>>>
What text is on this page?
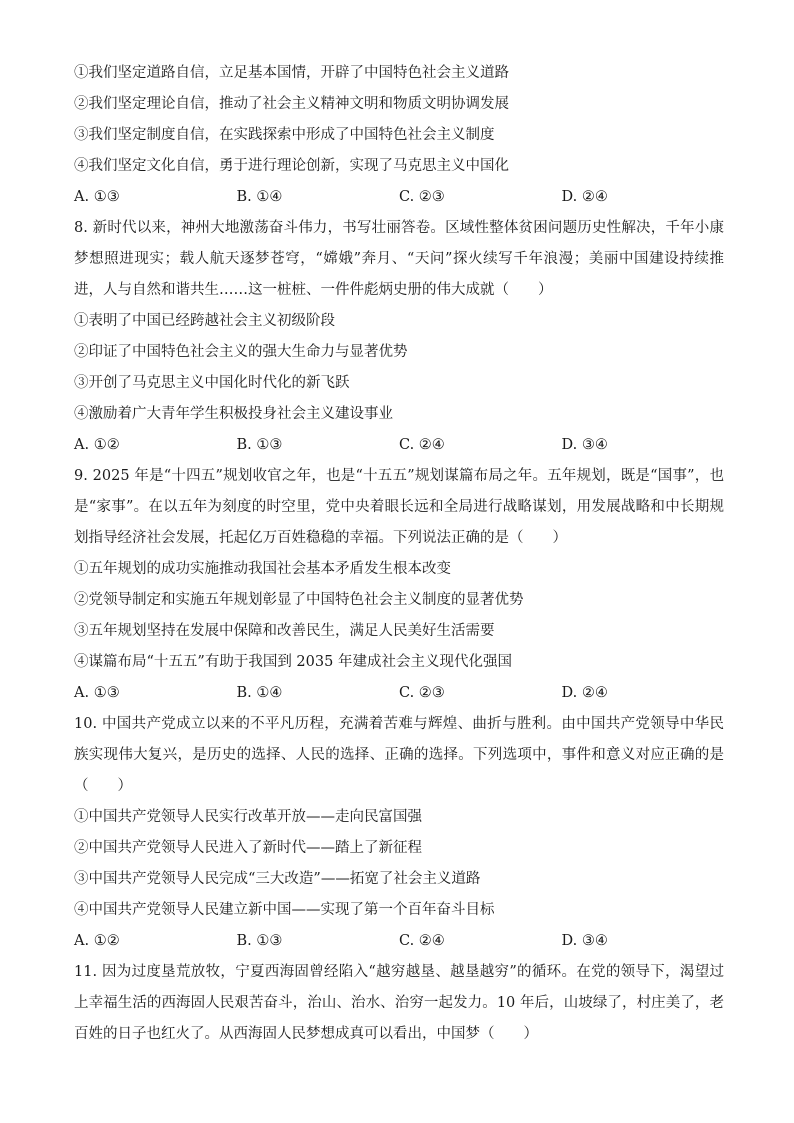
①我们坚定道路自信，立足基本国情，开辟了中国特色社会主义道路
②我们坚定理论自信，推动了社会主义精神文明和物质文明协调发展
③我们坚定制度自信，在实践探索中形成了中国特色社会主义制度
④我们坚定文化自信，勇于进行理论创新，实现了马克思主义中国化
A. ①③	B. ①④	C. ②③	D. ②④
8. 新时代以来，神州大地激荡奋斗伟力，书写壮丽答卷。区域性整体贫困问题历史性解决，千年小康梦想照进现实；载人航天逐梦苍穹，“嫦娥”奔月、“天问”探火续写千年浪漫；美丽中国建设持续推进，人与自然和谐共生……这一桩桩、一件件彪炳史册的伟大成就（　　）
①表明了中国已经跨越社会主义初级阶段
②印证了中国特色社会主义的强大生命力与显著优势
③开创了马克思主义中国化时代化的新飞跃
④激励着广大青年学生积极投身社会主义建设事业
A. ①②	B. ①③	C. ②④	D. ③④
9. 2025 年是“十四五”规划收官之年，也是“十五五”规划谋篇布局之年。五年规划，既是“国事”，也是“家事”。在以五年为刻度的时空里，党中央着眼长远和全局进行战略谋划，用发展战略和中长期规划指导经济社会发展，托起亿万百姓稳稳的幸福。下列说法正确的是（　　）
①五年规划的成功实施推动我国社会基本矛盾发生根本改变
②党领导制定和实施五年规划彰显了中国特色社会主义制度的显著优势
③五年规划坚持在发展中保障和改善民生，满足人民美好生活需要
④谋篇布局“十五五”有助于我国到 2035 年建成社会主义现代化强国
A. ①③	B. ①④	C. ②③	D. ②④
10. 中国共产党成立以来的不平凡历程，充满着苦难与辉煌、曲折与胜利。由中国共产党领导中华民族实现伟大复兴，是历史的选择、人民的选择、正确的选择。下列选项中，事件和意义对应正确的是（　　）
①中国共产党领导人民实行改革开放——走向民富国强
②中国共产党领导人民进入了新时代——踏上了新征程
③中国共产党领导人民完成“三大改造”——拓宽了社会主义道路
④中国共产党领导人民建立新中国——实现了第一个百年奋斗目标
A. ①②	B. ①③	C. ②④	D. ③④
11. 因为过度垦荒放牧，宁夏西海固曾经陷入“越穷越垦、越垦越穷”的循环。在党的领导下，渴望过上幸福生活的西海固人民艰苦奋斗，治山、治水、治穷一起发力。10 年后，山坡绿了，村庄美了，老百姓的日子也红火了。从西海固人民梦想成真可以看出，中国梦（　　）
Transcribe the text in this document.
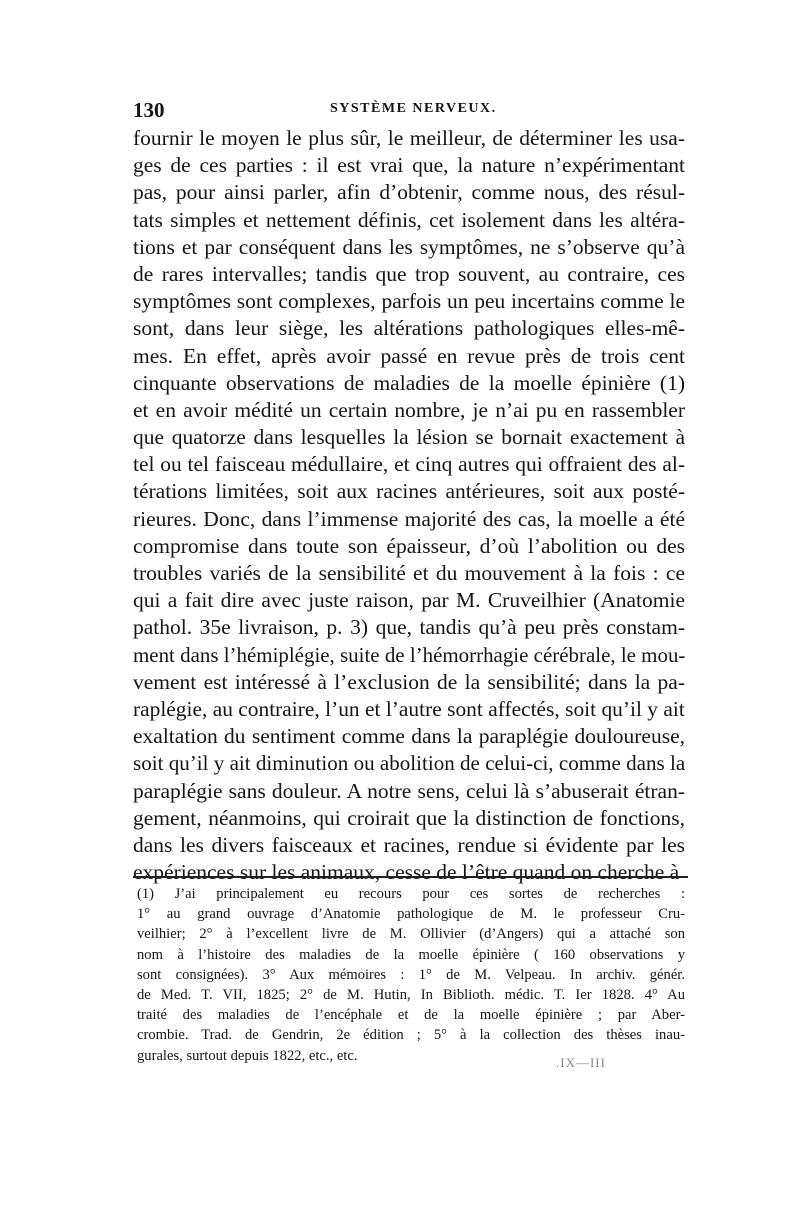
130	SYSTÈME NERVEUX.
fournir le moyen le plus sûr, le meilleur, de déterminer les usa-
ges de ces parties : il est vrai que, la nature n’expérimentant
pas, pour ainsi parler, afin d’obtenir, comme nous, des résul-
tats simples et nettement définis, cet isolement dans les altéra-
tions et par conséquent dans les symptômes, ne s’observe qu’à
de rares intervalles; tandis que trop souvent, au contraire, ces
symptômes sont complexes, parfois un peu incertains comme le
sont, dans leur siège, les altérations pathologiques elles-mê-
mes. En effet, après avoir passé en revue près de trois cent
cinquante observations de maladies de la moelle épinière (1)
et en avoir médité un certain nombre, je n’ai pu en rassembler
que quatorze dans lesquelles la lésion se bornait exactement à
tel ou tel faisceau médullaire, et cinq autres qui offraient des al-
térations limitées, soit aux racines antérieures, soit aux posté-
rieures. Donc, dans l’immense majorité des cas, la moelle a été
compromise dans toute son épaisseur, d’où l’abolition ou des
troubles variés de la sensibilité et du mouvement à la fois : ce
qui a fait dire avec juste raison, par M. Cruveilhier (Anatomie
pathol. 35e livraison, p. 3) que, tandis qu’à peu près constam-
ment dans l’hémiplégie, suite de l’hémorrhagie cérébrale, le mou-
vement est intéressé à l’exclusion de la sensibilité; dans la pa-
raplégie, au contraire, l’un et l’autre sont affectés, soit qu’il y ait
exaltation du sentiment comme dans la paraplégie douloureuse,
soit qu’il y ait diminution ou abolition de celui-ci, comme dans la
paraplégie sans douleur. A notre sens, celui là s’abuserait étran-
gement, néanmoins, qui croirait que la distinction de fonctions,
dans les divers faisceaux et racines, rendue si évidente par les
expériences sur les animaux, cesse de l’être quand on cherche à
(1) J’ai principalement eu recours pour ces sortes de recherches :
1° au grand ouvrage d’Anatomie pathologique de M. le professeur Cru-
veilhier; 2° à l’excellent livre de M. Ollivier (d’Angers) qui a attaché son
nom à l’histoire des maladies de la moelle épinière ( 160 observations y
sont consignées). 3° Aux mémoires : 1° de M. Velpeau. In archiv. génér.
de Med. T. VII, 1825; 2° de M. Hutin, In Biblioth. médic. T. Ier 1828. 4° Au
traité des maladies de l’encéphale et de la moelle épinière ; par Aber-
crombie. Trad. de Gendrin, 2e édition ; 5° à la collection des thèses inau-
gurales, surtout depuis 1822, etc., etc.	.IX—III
<<<
= What is being asked =
Transcribe every record above exactly as written, leaving out any pictures.

= Answer for this exercise =
What text is on this page?
①我们坚定道路自信，立足基本国情，开辟了中国特色社会主义道路
②我们坚定理论自信，推动了社会主义精神文明和物质文明协调发展
③我们坚定制度自信，在实践探索中形成了中国特色社会主义制度
④我们坚定文化自信，勇于进行理论创新，实现了马克思主义中国化
A. ①③	B. ①④	C. ②③	D. ②④
8. 新时代以来，神州大地激荡奋斗伟力，书写壮丽答卷。区域性整体贫困问题历史性解决，千年小康梦想照进现实；载人航天逐梦苍穹，“嫦娥”奔月、“天问”探火续写千年浪漫；美丽中国建设持续推进，人与自然和谐共生……这一桩桩、一件件彪炳史册的伟大成就（　　）
①表明了中国已经跨越社会主义初级阶段
②印证了中国特色社会主义的强大生命力与显著优势
③开创了马克思主义中国化时代化的新飞跃
④激励着广大青年学生积极投身社会主义建设事业
A. ①②	B. ①③	C. ②④	D. ③④
9. 2025 年是“十四五”规划收官之年，也是“十五五”规划谋篇布局之年。五年规划，既是“国事”，也是“家事”。在以五年为刻度的时空里，党中央着眼长远和全局进行战略谋划，用发展战略和中长期规划指导经济社会发展，托起亿万百姓稳稳的幸福。下列说法正确的是（　　）
①五年规划的成功实施推动我国社会基本矛盾发生根本改变
②党领导制定和实施五年规划彰显了中国特色社会主义制度的显著优势
③五年规划坚持在发展中保障和改善民生，满足人民美好生活需要
④谋篇布局“十五五”有助于我国到 2035 年建成社会主义现代化强国
A. ①③	B. ①④	C. ②③	D. ②④
10. 中国共产党成立以来的不平凡历程，充满着苦难与辉煌、曲折与胜利。由中国共产党领导中华民族实现伟大复兴，是历史的选择、人民的选择、正确的选择。下列选项中，事件和意义对应正确的是（　　）
①中国共产党领导人民实行改革开放——走向民富国强
②中国共产党领导人民进入了新时代——踏上了新征程
③中国共产党领导人民完成“三大改造”——拓宽了社会主义道路
④中国共产党领导人民建立新中国——实现了第一个百年奋斗目标
A. ①②	B. ①③	C. ②④	D. ③④
11. 因为过度垦荒放牧，宁夏西海固曾经陷入“越穷越垦、越垦越穷”的循环。在党的领导下，渴望过上幸福生活的西海固人民艰苦奋斗，治山、治水、治穷一起发力。10 年后，山坡绿了，村庄美了，老百姓的日子也红火了。从西海固人民梦想成真可以看出，中国梦（　　）
Transcribe the text in this document.
130	SYSTÈME NERVEUX.
fournir le moyen le plus sûr, le meilleur, de déterminer les usa-
ges de ces parties : il est vrai que, la nature n’expérimentant
pas, pour ainsi parler, afin d’obtenir, comme nous, des résul-
tats simples et nettement définis, cet isolement dans les altéra-
tions et par conséquent dans les symptômes, ne s’observe qu’à
de rares intervalles; tandis que trop souvent, au contraire, ces
symptômes sont complexes, parfois un peu incertains comme le
sont, dans leur siège, les altérations pathologiques elles-mê-
mes. En effet, après avoir passé en revue près de trois cent
cinquante observations de maladies de la moelle épinière (1)
et en avoir médité un certain nombre, je n’ai pu en rassembler
que quatorze dans lesquelles la lésion se bornait exactement à
tel ou tel faisceau médullaire, et cinq autres qui offraient des al-
térations limitées, soit aux racines antérieures, soit aux posté-
rieures. Donc, dans l’immense majorité des cas, la moelle a été
compromise dans toute son épaisseur, d’où l’abolition ou des
troubles variés de la sensibilité et du mouvement à la fois : ce
qui a fait dire avec juste raison, par M. Cruveilhier (Anatomie
pathol. 35e livraison, p. 3) que, tandis qu’à peu près constam-
ment dans l’hémiplégie, suite de l’hémorrhagie cérébrale, le mou-
vement est intéressé à l’exclusion de la sensibilité; dans la pa-
raplégie, au contraire, l’un et l’autre sont affectés, soit qu’il y ait
exaltation du sentiment comme dans la paraplégie douloureuse,
soit qu’il y ait diminution ou abolition de celui-ci, comme dans la
paraplégie sans douleur. A notre sens, celui là s’abuserait étran-
gement, néanmoins, qui croirait que la distinction de fonctions,
dans les divers faisceaux et racines, rendue si évidente par les
expériences sur les animaux, cesse de l’être quand on cherche à
(1) J’ai principalement eu recours pour ces sortes de recherches :
1° au grand ouvrage d’Anatomie pathologique de M. le professeur Cru-
veilhier; 2° à l’excellent livre de M. Ollivier (d’Angers) qui a attaché son
nom à l’histoire des maladies de la moelle épinière ( 160 observations y
sont consignées). 3° Aux mémoires : 1° de M. Velpeau. In archiv. génér.
de Med. T. VII, 1825; 2° de M. Hutin, In Biblioth. médic. T. Ier 1828. 4° Au
traité des maladies de l’encéphale et de la moelle épinière ; par Aber-
crombie. Trad. de Gendrin, 2e édition ; 5° à la collection des thèses inau-
gurales, surtout depuis 1822, etc., etc.	.IX—III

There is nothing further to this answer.